▸ DO THIS: Transcribe everything from the line containing "fault-code: 0xB7F261: [152, 1030, 251, 1055]" down to the line containing "remedy-text: Repeat the", both included, with no changes.

Labeled box records:

┄┄┄┄┄┄

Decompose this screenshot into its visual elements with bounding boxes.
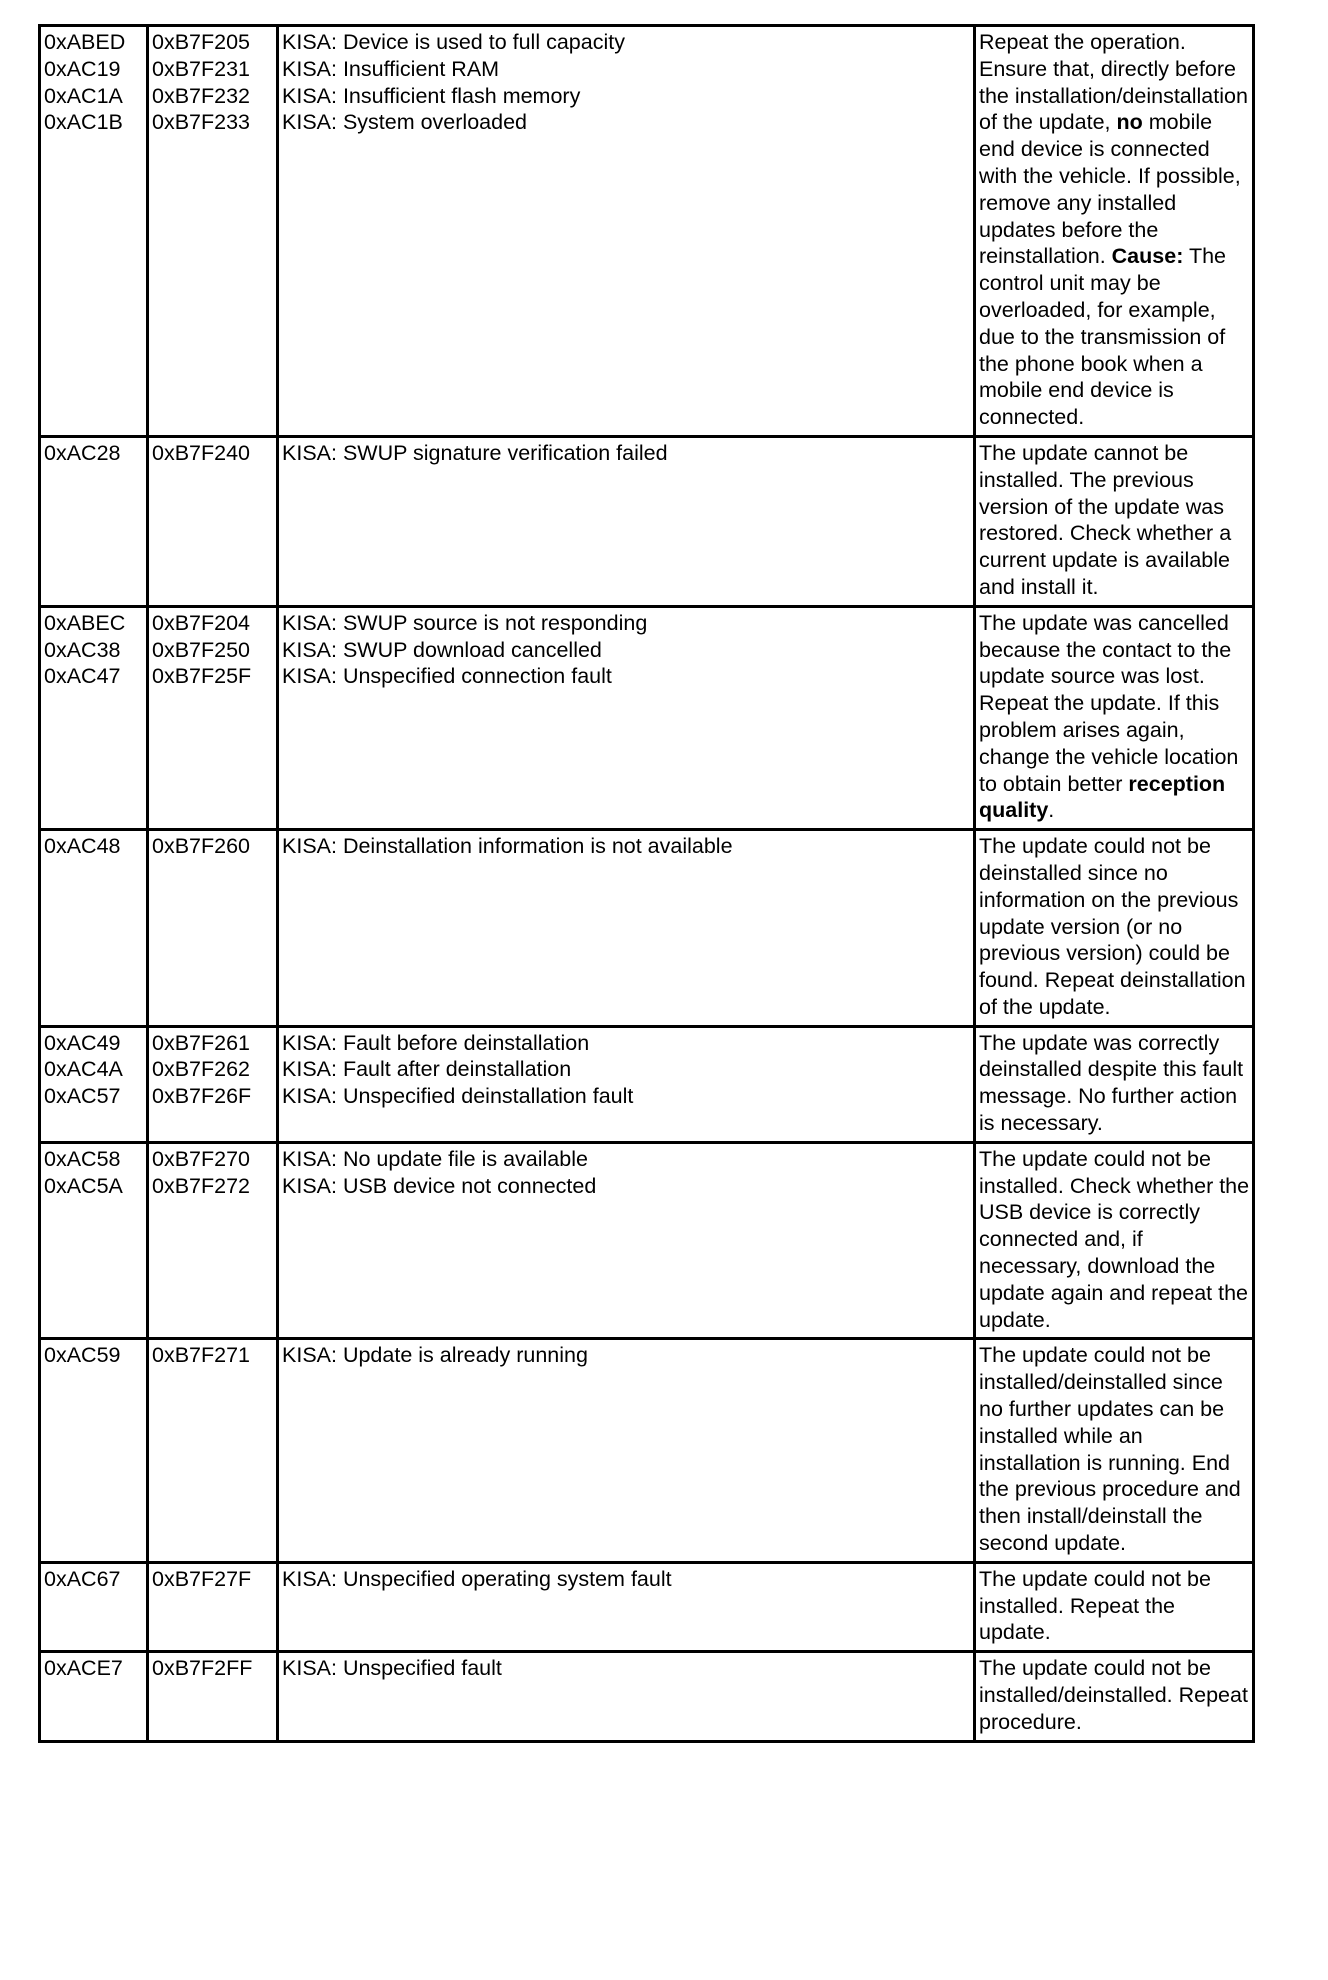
fault-code: 0xB7F261: [152, 1030, 251, 1055]
fault-code-cell: [148, 1652, 278, 1741]
fault-description: KISA: Unspecified deinstallation fault: [282, 1084, 634, 1109]
remedy-text: The update could not be installed/deinstalled. Repeat procedure.: [979, 1656, 1248, 1734]
fault-code: 0xB7F25F: [152, 664, 252, 689]
fault-code-cell: [148, 830, 278, 1027]
dtc-code-cell: [40, 606, 148, 829]
fault-code: 0xB7F270: [152, 1146, 251, 1171]
fault-code: 0xB7F272: [152, 1173, 251, 1198]
dtc-code: 0xABEC: [44, 610, 126, 635]
description-cell: [278, 830, 975, 1027]
dtc-code-cell: [40, 1026, 148, 1142]
fault-code-cell: [148, 1339, 278, 1562]
description-cell: [278, 1339, 975, 1562]
fault-code: 0xB7F26F: [152, 1084, 252, 1109]
fault-description: KISA: Unspecified operating system fault: [282, 1566, 672, 1591]
dtc-code: 0xAC58: [44, 1146, 121, 1171]
dtc-code-cell: [40, 1142, 148, 1339]
fault-code: 0xB7F233: [152, 110, 251, 135]
dtc-code-cell: [40, 26, 148, 437]
fault-code-cell: [148, 1026, 278, 1142]
dtc-code: 0xAC19: [44, 56, 121, 81]
fault-code: 0xB7F232: [152, 83, 251, 108]
description-cell: [278, 606, 975, 829]
remedy-cell: [975, 1339, 1254, 1562]
dtc-code: 0xAC28: [44, 440, 121, 465]
fault-code: 0xB7F231: [152, 56, 251, 81]
fault-code-cell: [148, 1142, 278, 1339]
dtc-code: 0xAC57: [44, 1084, 121, 1109]
fault-description: KISA: Insufficient flash memory: [282, 83, 581, 108]
fault-code: 0xB7F27F: [152, 1566, 252, 1591]
fault-code-cell: [148, 436, 278, 606]
fault-code: 0xB7F2FF: [152, 1656, 253, 1681]
remedy-cell: [975, 1652, 1254, 1741]
fault-description: KISA: USB device not connected: [282, 1173, 597, 1198]
fault-description: KISA: Unspecified connection fault: [282, 664, 612, 689]
table-row: [40, 830, 1254, 1027]
remedy-text: Repeat the operation. Ensure that, directly before the installation/deinstallation of the update,: [979, 30, 1248, 135]
remedy-text: The update could not be installed. Check whether the USB device is correctly connected and, if necessary, download the update again and repeat the update.: [979, 1146, 1250, 1332]
fault-code-table-body: [40, 26, 1254, 1742]
fault-description: KISA: SWUP source is not responding: [282, 610, 648, 635]
remedy-cell: [975, 1562, 1254, 1651]
remedy-text: The update could not be deinstalled since no information on the previous update version (or no previous version) could be found. Repeat deinstallation of the update.: [979, 834, 1246, 1019]
remedy-cell: [975, 606, 1254, 829]
fault-description: KISA: Device is used to full capacity: [282, 30, 625, 54]
remedy-text: .: [1048, 798, 1055, 823]
fault-code: 0xB7F204: [152, 610, 251, 635]
remedy-text: The update could not be installed. Repeat the update.: [979, 1566, 1211, 1645]
dtc-code: 0xABED: [44, 30, 126, 54]
fault-description: KISA: Fault before deinstallation: [282, 1030, 590, 1055]
description-cell: [278, 1026, 975, 1142]
table-row: [40, 1142, 1254, 1339]
table-row: [40, 606, 1254, 829]
fault-description: KISA: Update is already running: [282, 1343, 588, 1368]
dtc-code: 0xAC47: [44, 664, 121, 689]
remedy-text: The update cannot be installed. The previous version of the update was restored. Check whether a current update is available and install it.: [979, 440, 1232, 599]
fault-code-cell: [148, 1562, 278, 1651]
dtc-code: 0xAC67: [44, 1566, 121, 1591]
dtc-code-cell: [40, 1339, 148, 1562]
dtc-code: 0xAC59: [44, 1343, 121, 1368]
dtc-code: 0xAC1A: [44, 83, 123, 108]
description-cell: [278, 436, 975, 606]
fault-code: 0xB7F262: [152, 1057, 251, 1082]
dtc-code-cell: [40, 1652, 148, 1741]
dtc-code: 0xAC48: [44, 834, 121, 859]
fault-code: 0xB7F205: [152, 30, 251, 54]
fault-code-cell: [148, 606, 278, 829]
remedy-text: The update could not be installed/deinstalled since no further updates can be installed while an installation is running. End the previous procedure and then install/deinstall the second update.: [979, 1343, 1241, 1556]
fault-code: 0xB7F250: [152, 637, 251, 662]
description-cell: [278, 1142, 975, 1339]
dtc-code-cell: [40, 436, 148, 606]
fault-description: KISA: System overloaded: [282, 110, 527, 135]
dtc-code: 0xAC49: [44, 1030, 121, 1055]
dtc-code: 0xAC4A: [44, 1057, 123, 1082]
fault-code: 0xB7F260: [152, 834, 251, 859]
fault-description: KISA: SWUP download cancelled: [282, 637, 602, 662]
dtc-code: 0xACE7: [44, 1656, 123, 1681]
remedy-text: The control unit may be overloaded, for example, due to the transmission of the phone book when a mobile end device is connected.: [979, 244, 1226, 430]
remedy-cell: [975, 830, 1254, 1027]
dtc-code: 0xAC1B: [44, 110, 123, 135]
description-cell: [278, 1652, 975, 1741]
fault-code: 0xB7F271: [152, 1343, 251, 1368]
fault-description: KISA: Insufficient RAM: [282, 56, 500, 81]
table-row: [40, 1026, 1254, 1142]
fault-code-table: [38, 24, 1255, 1743]
remedy-text: mobile end device is connected with the vehicle. If possible, remove any installed updates before the reinstallation.: [979, 110, 1241, 269]
table-row: [40, 26, 1254, 437]
dtc-code-cell: [40, 830, 148, 1027]
remedy-cell: [975, 1026, 1254, 1142]
remedy-text: The update was cancelled because the contact to the update source was lost. Repeat the update. If this problem arises again, change the vehicle location to obtain better: [979, 610, 1239, 796]
dtc-code-cell: [40, 1562, 148, 1651]
fault-description: KISA: No update file is available: [282, 1146, 588, 1171]
fault-description: KISA: Unspecified fault: [282, 1656, 502, 1681]
fault-description: KISA: Fault after deinstallation: [282, 1057, 572, 1082]
remedy-cell: [975, 1142, 1254, 1339]
dtc-code: 0xAC38: [44, 637, 121, 662]
fault-description: KISA: Deinstallation information is not available: [282, 834, 733, 859]
fault-code: 0xB7F240: [152, 440, 251, 465]
table-row: [40, 1562, 1254, 1651]
table-row: [40, 436, 1254, 606]
remedy-emphasis: reception quality: [979, 771, 1226, 823]
table-row: [40, 1652, 1254, 1741]
remedy-emphasis: no: [1116, 110, 1143, 135]
remedy-cell: [975, 26, 1254, 437]
table-row: [40, 1339, 1254, 1562]
description-cell: [278, 26, 975, 437]
dtc-code: 0xAC5A: [44, 1173, 123, 1198]
remedy-cell: [975, 436, 1254, 606]
description-cell: [278, 1562, 975, 1651]
remedy-emphasis: Cause:: [1111, 244, 1184, 269]
fault-code-cell: [148, 26, 278, 437]
remedy-text: The update was correctly deinstalled despite this fault message. No further action is necessary.: [979, 1030, 1244, 1136]
fault-description: KISA: SWUP signature verification failed: [282, 440, 668, 465]
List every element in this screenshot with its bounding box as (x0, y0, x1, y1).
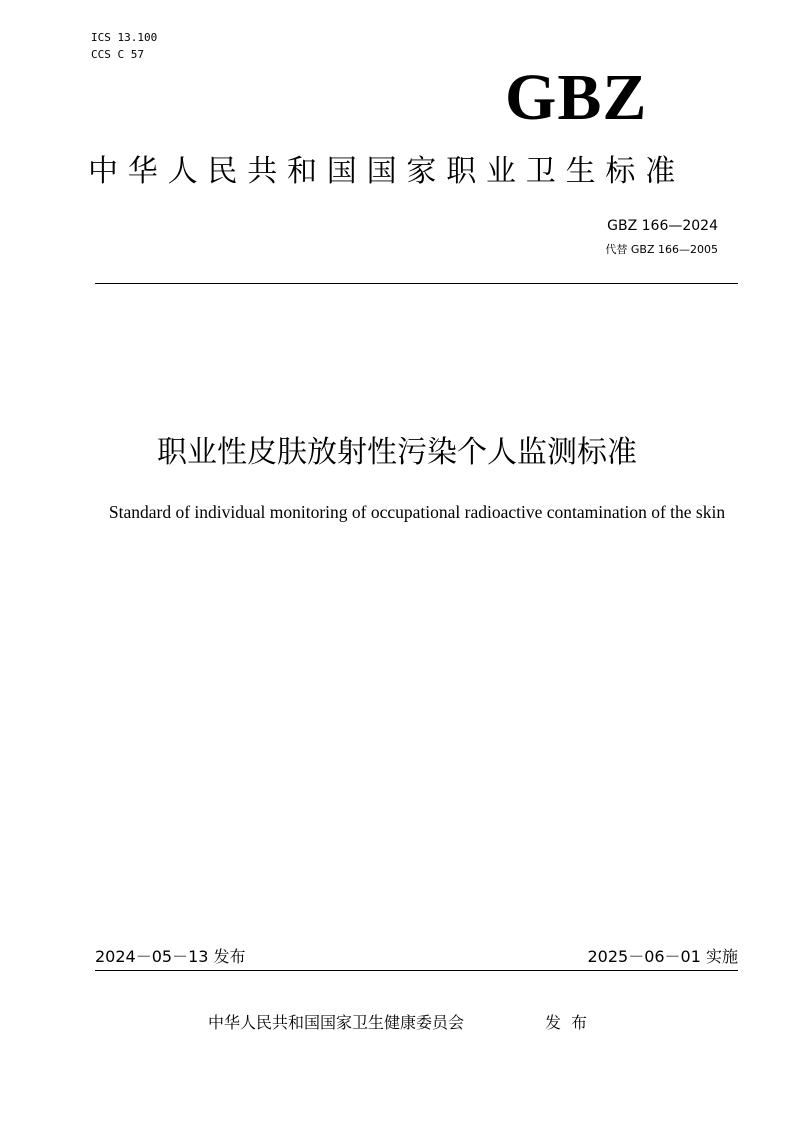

┄┄┄┄┄┄

▸ ANSWER TO THIS PROBLEM:
fault-code: 0xB7F261: [152, 1030, 251, 1055]
fault-code-cell: [148, 1652, 278, 1741]
fault-description: KISA: Unspecified deinstallation fault: [282, 1084, 634, 1109]
remedy-text: The update could not be installed/deinstalled. Repeat procedure.: [979, 1656, 1248, 1734]
fault-code: 0xB7F25F: [152, 664, 252, 689]
fault-code-cell: [148, 830, 278, 1027]
dtc-code-cell: [40, 606, 148, 829]
fault-code: 0xB7F270: [152, 1146, 251, 1171]
fault-code: 0xB7F272: [152, 1173, 251, 1198]
dtc-code: 0xABEC: [44, 610, 126, 635]
description-cell: [278, 830, 975, 1027]
dtc-code-cell: [40, 1026, 148, 1142]
fault-code-cell: [148, 1339, 278, 1562]
description-cell: [278, 1339, 975, 1562]
fault-code: 0xB7F26F: [152, 1084, 252, 1109]
fault-description: KISA: Unspecified operating system fault: [282, 1566, 672, 1591]
dtc-code: 0xAC58: [44, 1146, 121, 1171]
dtc-code-cell: [40, 1142, 148, 1339]
fault-code: 0xB7F233: [152, 110, 251, 135]
dtc-code-cell: [40, 26, 148, 437]
fault-code-cell: [148, 1026, 278, 1142]
dtc-code: 0xAC19: [44, 56, 121, 81]
fault-code: 0xB7F232: [152, 83, 251, 108]
description-cell: [278, 606, 975, 829]
remedy-cell: [975, 1339, 1254, 1562]
dtc-code: 0xAC28: [44, 440, 121, 465]
fault-code: 0xB7F231: [152, 56, 251, 81]
fault-code-cell: [148, 1142, 278, 1339]
dtc-code: 0xAC57: [44, 1084, 121, 1109]
fault-description: KISA: Insufficient flash memory: [282, 83, 581, 108]
fault-code: 0xB7F27F: [152, 1566, 252, 1591]
fault-code-cell: [148, 436, 278, 606]
fault-code: 0xB7F2FF: [152, 1656, 253, 1681]
remedy-cell: [975, 1652, 1254, 1741]
fault-description: KISA: USB device not connected: [282, 1173, 597, 1198]
fault-description: KISA: Unspecified connection fault: [282, 664, 612, 689]
table-row: [40, 830, 1254, 1027]
remedy-text: Repeat the operation. Ensure that, directly before the installation/deinstallation of the update,: [979, 30, 1248, 135]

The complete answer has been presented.